__Exercise brief__. Each entry below should be echoed exactly, with pictures omitted.

__Entries__.
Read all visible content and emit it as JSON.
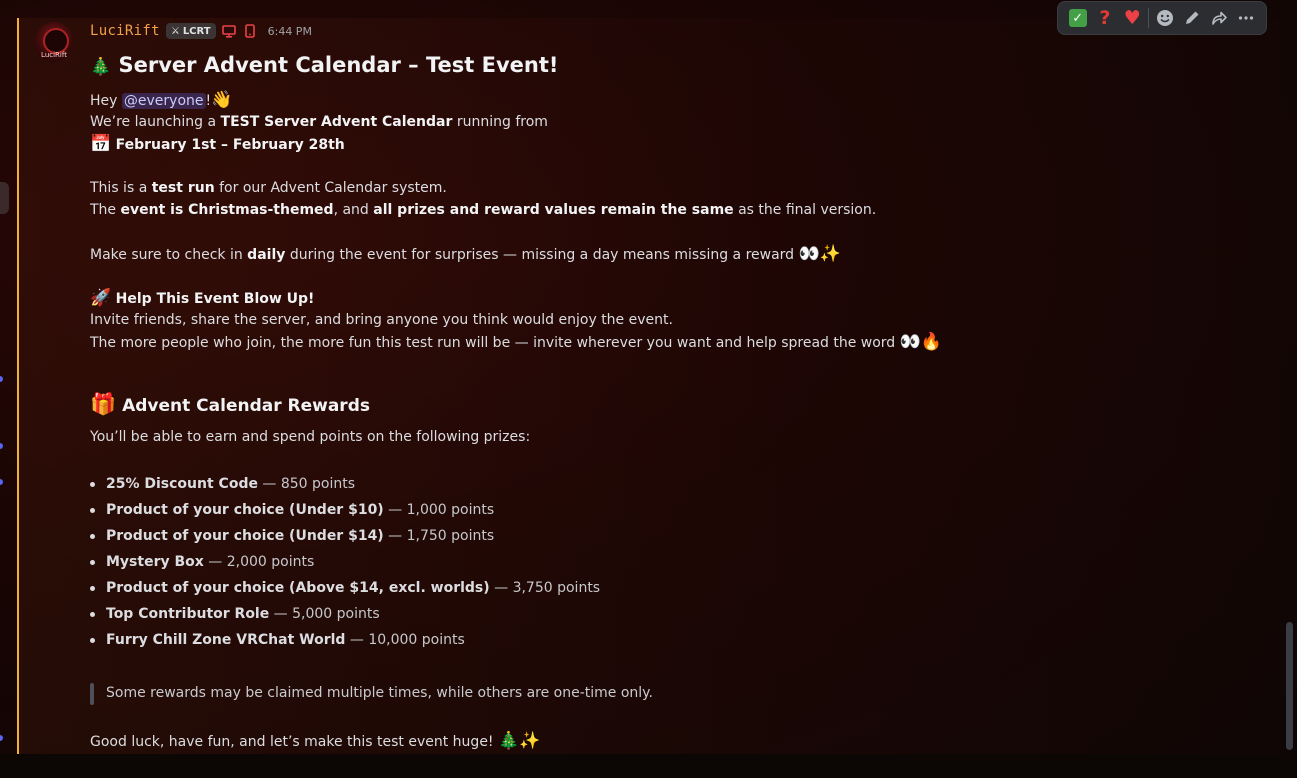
{
  "author": {
    "username": "LuciRift",
    "avatar_text": "LuciRift",
    "tag": "LCRT",
    "timestamp": "6:44 PM"
  },
  "message": {
    "title_emoji": "🎄",
    "title": "Server Advent Calendar – Test Event!",
    "greeting_prefix": "Hey ",
    "mention": "@everyone",
    "greeting_suffix": "!",
    "wave_emoji": "👋",
    "launch_prefix": "We’re launching a ",
    "launch_bold": "TEST Server Advent Calendar",
    "launch_suffix": " running from",
    "date_emoji": "📅",
    "date_range": "February 1st – February 28th",
    "test_run_prefix": "This is a ",
    "test_run_bold": "test run",
    "test_run_suffix": " for our Advent Calendar system.",
    "theme_prefix": "The ",
    "theme_bold": "event is Christmas-themed",
    "theme_mid": ", and ",
    "theme_bold2": "all prizes and reward values remain the same",
    "theme_suffix": " as the final version.",
    "daily_prefix": "Make sure to check in ",
    "daily_bold": "daily",
    "daily_suffix": " during the event for surprises — missing a day means missing a reward ",
    "daily_emoji": "👀✨",
    "help_emoji": "🚀",
    "help_title": "Help This Event Blow Up!",
    "invite_line": "Invite friends, share the server, and bring anyone you think would enjoy the event.",
    "people_line": "The more people who join, the more fun this test run will be — invite wherever you want and help spread the word ",
    "people_emoji": "👀🔥",
    "rewards_emoji": "🎁",
    "rewards_title": "Advent Calendar Rewards",
    "rewards_intro": "You’ll be able to earn and spend points on the following prizes:",
    "rewards": [
      {
        "name": "25% Discount Code",
        "points": " — 850 points"
      },
      {
        "name": "Product of your choice (Under $10)",
        "points": " — 1,000 points"
      },
      {
        "name": "Product of your choice (Under $14)",
        "points": " — 1,750 points"
      },
      {
        "name": "Mystery Box",
        "points": " — 2,000 points"
      },
      {
        "name": "Product of your choice (Above $14, excl. worlds)",
        "points": " — 3,750 points"
      },
      {
        "name": "Top Contributor Role",
        "points": " — 5,000 points"
      },
      {
        "name": "Furry Chill Zone VRChat World",
        "points": " — 10,000 points"
      }
    ],
    "quote": "Some rewards may be claimed multiple times, while others are one-time only.",
    "closing": "Good luck, have fun, and let’s make this test event huge! ",
    "closing_emoji": "🎄✨"
  },
  "toolbar": {
    "reaction_1": "✓",
    "reaction_2": "?",
    "reaction_3": "♥",
    "add_reaction_icon": "smiley-icon",
    "edit_icon": "pencil-icon",
    "forward_icon": "forward-arrow-icon",
    "more_icon": "more-dots-icon"
  },
  "colors": {
    "username": "#f1a14a",
    "mention_bar": "#f0b232",
    "device_icons": "#ed4245"
  }
}
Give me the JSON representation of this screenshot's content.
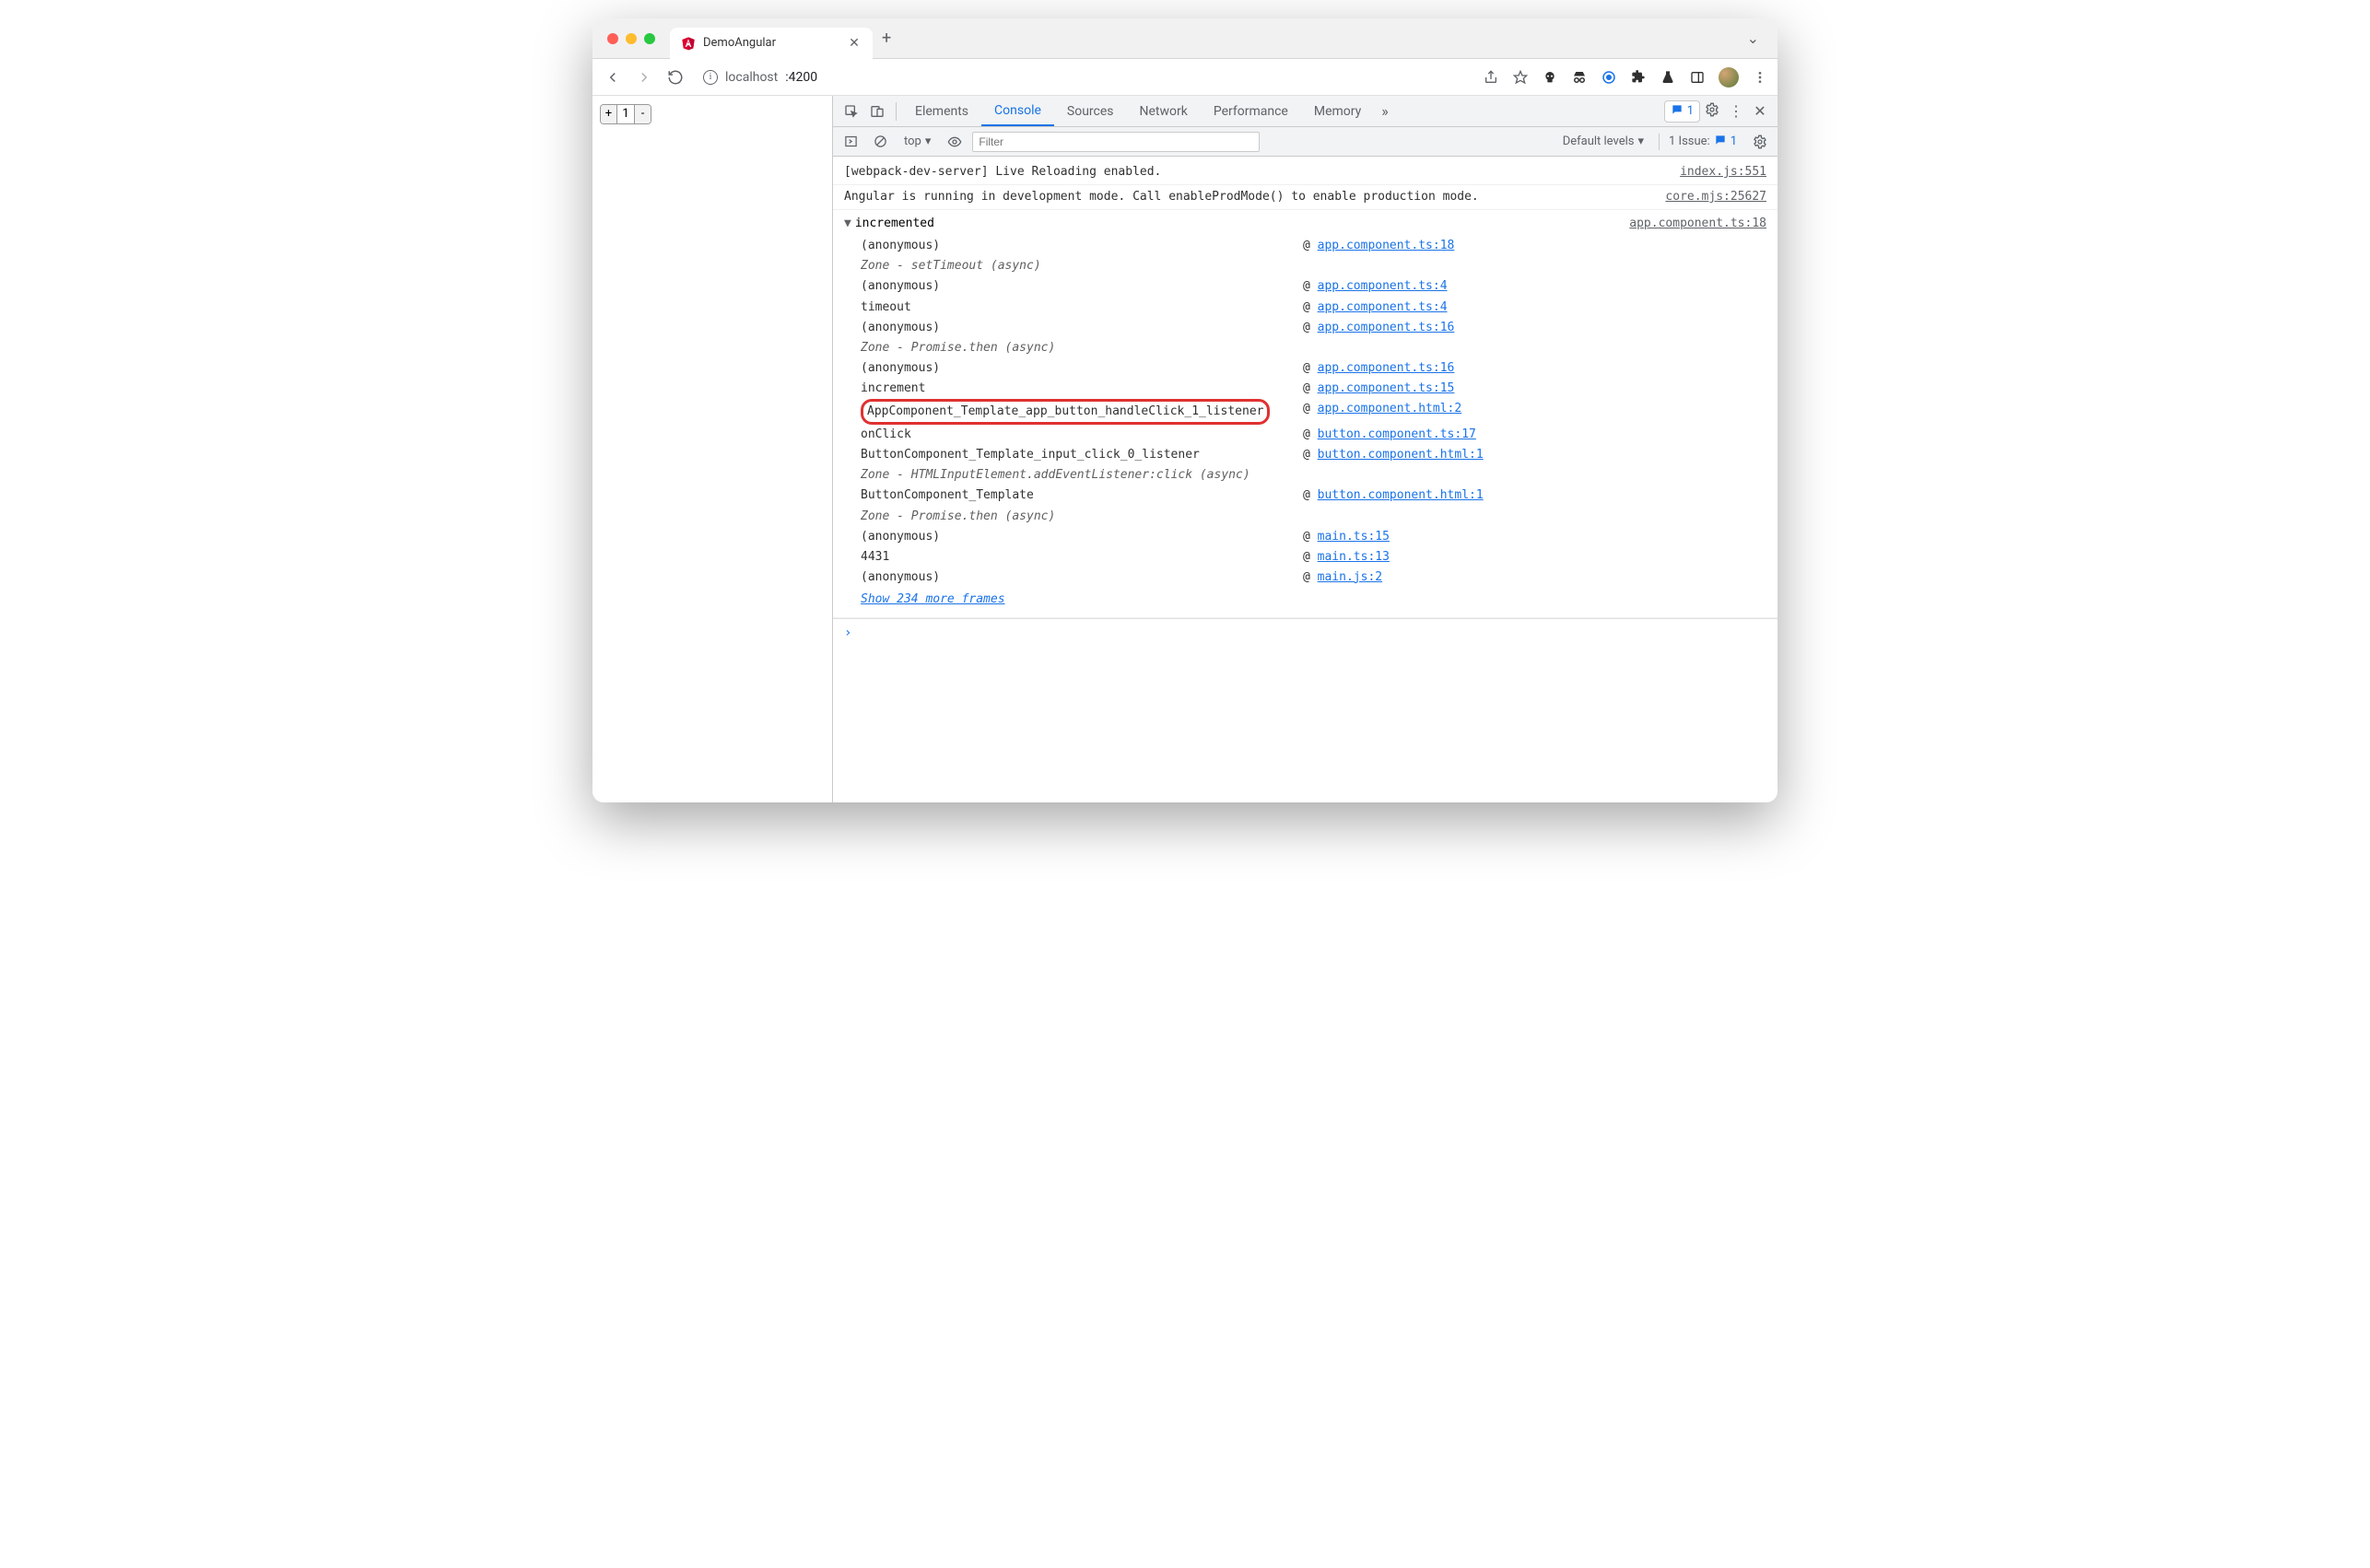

__Output for this exercise__.
Read all visible content and emit it as JSON.
{
  "author": {
    "username": "LuciRift",
    "avatar_text": "LuciRift",
    "tag": "LCRT",
    "timestamp": "6:44 PM"
  },
  "message": {
    "title_emoji": "🎄",
    "title": "Server Advent Calendar – Test Event!",
    "greeting_prefix": "Hey ",
    "mention": "@everyone",
    "greeting_suffix": "!",
    "wave_emoji": "👋",
    "launch_prefix": "We’re launching a ",
    "launch_bold": "TEST Server Advent Calendar",
    "launch_suffix": " running from",
    "date_emoji": "📅",
    "date_range": "February 1st – February 28th",
    "test_run_prefix": "This is a ",
    "test_run_bold": "test run",
    "test_run_suffix": " for our Advent Calendar system.",
    "theme_prefix": "The ",
    "theme_bold": "event is Christmas-themed",
    "theme_mid": ", and ",
    "theme_bold2": "all prizes and reward values remain the same",
    "theme_suffix": " as the final version.",
    "daily_prefix": "Make sure to check in ",
    "daily_bold": "daily",
    "daily_suffix": " during the event for surprises — missing a day means missing a reward ",
    "daily_emoji": "👀✨",
    "help_emoji": "🚀",
    "help_title": "Help This Event Blow Up!",
    "invite_line": "Invite friends, share the server, and bring anyone you think would enjoy the event.",
    "people_line": "The more people who join, the more fun this test run will be — invite wherever you want and help spread the word ",
    "people_emoji": "👀🔥",
    "rewards_emoji": "🎁",
    "rewards_title": "Advent Calendar Rewards",
    "rewards_intro": "You’ll be able to earn and spend points on the following prizes:",
    "rewards": [
      {
        "name": "25% Discount Code",
        "points": " — 850 points"
      },
      {
        "name": "Product of your choice (Under $10)",
        "points": " — 1,000 points"
      },
      {
        "name": "Product of your choice (Under $14)",
        "points": " — 1,750 points"
      },
      {
        "name": "Mystery Box",
        "points": " — 2,000 points"
      },
      {
        "name": "Product of your choice (Above $14, excl. worlds)",
        "points": " — 3,750 points"
      },
      {
        "name": "Top Contributor Role",
        "points": " — 5,000 points"
      },
      {
        "name": "Furry Chill Zone VRChat World",
        "points": " — 10,000 points"
      }
    ],
    "quote": "Some rewards may be claimed multiple times, while others are one-time only.",
    "closing": "Good luck, have fun, and let’s make this test event huge! ",
    "closing_emoji": "🎄✨"
  },
  "toolbar": {
    "reaction_1": "✓",
    "reaction_2": "?",
    "reaction_3": "♥",
    "add_reaction_icon": "smiley-icon",
    "edit_icon": "pencil-icon",
    "forward_icon": "forward-arrow-icon",
    "more_icon": "more-dots-icon"
  },
  "colors": {
    "username": "#f1a14a",
    "mention_bar": "#f0b232",
    "device_icons": "#ed4245"
  }
}
Give me the JSON representation of this screenshot's content.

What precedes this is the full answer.